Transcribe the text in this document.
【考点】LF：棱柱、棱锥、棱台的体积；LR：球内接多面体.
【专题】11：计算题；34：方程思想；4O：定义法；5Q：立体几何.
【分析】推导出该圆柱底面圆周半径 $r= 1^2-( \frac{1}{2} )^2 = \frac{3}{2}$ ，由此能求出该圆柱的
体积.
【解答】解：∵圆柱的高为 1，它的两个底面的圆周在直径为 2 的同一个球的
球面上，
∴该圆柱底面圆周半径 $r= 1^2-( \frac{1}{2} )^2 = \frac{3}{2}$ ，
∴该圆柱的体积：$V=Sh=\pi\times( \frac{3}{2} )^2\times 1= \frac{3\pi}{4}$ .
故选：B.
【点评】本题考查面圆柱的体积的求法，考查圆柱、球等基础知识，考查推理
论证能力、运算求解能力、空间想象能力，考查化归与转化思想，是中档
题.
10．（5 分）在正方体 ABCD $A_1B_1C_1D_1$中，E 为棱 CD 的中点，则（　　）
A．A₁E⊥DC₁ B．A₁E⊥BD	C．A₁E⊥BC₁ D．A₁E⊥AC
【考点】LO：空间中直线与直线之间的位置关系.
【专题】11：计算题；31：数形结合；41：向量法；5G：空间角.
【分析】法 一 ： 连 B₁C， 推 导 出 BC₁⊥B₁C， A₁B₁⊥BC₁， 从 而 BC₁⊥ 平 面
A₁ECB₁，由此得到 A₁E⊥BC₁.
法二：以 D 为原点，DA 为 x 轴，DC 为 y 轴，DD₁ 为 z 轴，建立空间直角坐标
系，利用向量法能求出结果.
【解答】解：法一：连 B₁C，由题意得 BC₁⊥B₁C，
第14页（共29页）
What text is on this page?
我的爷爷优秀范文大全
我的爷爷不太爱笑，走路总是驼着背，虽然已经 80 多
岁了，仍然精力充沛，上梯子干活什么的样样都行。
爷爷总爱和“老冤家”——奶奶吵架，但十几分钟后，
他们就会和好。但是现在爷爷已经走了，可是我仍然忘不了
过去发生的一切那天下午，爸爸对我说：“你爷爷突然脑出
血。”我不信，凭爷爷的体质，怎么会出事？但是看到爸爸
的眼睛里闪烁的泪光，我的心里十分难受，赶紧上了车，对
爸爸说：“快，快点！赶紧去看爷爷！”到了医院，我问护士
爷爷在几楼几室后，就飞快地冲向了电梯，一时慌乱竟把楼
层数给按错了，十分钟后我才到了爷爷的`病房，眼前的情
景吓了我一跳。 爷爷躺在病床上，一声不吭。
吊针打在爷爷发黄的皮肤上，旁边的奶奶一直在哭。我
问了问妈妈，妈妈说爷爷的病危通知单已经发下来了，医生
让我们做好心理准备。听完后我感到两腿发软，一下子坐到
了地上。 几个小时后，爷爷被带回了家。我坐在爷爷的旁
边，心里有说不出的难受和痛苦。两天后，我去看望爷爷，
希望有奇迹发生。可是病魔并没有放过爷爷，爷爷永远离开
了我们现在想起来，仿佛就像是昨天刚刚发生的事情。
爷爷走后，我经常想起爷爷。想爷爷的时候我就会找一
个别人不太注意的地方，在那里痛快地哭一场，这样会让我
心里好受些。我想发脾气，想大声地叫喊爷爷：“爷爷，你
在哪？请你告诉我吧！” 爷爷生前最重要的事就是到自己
-- -- --
- **What the task asks**
Set all of the entries down again, exactly as they were given.

- **Problem solution**
Transcribe the text in this document.
【考点】LF：棱柱、棱锥、棱台的体积；LR：球内接多面体.
【专题】11：计算题；34：方程思想；4O：定义法；5Q：立体几何.
【分析】推导出该圆柱底面圆周半径 $r= 1^2-( \frac{1}{2} )^2 = \frac{3}{2}$ ，由此能求出该圆柱的
体积.
【解答】解：∵圆柱的高为 1，它的两个底面的圆周在直径为 2 的同一个球的
球面上，
∴该圆柱底面圆周半径 $r= 1^2-( \frac{1}{2} )^2 = \frac{3}{2}$ ，
∴该圆柱的体积：$V=Sh=\pi\times( \frac{3}{2} )^2\times 1= \frac{3\pi}{4}$ .
故选：B.
【点评】本题考查面圆柱的体积的求法，考查圆柱、球等基础知识，考查推理
论证能力、运算求解能力、空间想象能力，考查化归与转化思想，是中档
题.
10．（5 分）在正方体 ABCD $A_1B_1C_1D_1$中，E 为棱 CD 的中点，则（　　）
A．A₁E⊥DC₁ B．A₁E⊥BD	C．A₁E⊥BC₁ D．A₁E⊥AC
【考点】LO：空间中直线与直线之间的位置关系.
【专题】11：计算题；31：数形结合；41：向量法；5G：空间角.
【分析】法 一 ： 连 B₁C， 推 导 出 BC₁⊥B₁C， A₁B₁⊥BC₁， 从 而 BC₁⊥ 平 面
A₁ECB₁，由此得到 A₁E⊥BC₁.
法二：以 D 为原点，DA 为 x 轴，DC 为 y 轴，DD₁ 为 z 轴，建立空间直角坐标
系，利用向量法能求出结果.
【解答】解：法一：连 B₁C，由题意得 BC₁⊥B₁C，
第14页（共29页）
What text is on this page?
我的爷爷优秀范文大全
我的爷爷不太爱笑，走路总是驼着背，虽然已经 80 多
岁了，仍然精力充沛，上梯子干活什么的样样都行。
爷爷总爱和“老冤家”——奶奶吵架，但十几分钟后，
他们就会和好。但是现在爷爷已经走了，可是我仍然忘不了
过去发生的一切那天下午，爸爸对我说：“你爷爷突然脑出
血。”我不信，凭爷爷的体质，怎么会出事？但是看到爸爸
的眼睛里闪烁的泪光，我的心里十分难受，赶紧上了车，对
爸爸说：“快，快点！赶紧去看爷爷！”到了医院，我问护士
爷爷在几楼几室后，就飞快地冲向了电梯，一时慌乱竟把楼
层数给按错了，十分钟后我才到了爷爷的`病房，眼前的情
景吓了我一跳。 爷爷躺在病床上，一声不吭。
吊针打在爷爷发黄的皮肤上，旁边的奶奶一直在哭。我
问了问妈妈，妈妈说爷爷的病危通知单已经发下来了，医生
让我们做好心理准备。听完后我感到两腿发软，一下子坐到
了地上。 几个小时后，爷爷被带回了家。我坐在爷爷的旁
边，心里有说不出的难受和痛苦。两天后，我去看望爷爷，
希望有奇迹发生。可是病魔并没有放过爷爷，爷爷永远离开
了我们现在想起来，仿佛就像是昨天刚刚发生的事情。
爷爷走后，我经常想起爷爷。想爷爷的时候我就会找一
个别人不太注意的地方，在那里痛快地哭一场，这样会让我
心里好受些。我想发脾气，想大声地叫喊爷爷：“爷爷，你
在哪？请你告诉我吧！” 爷爷生前最重要的事就是到自己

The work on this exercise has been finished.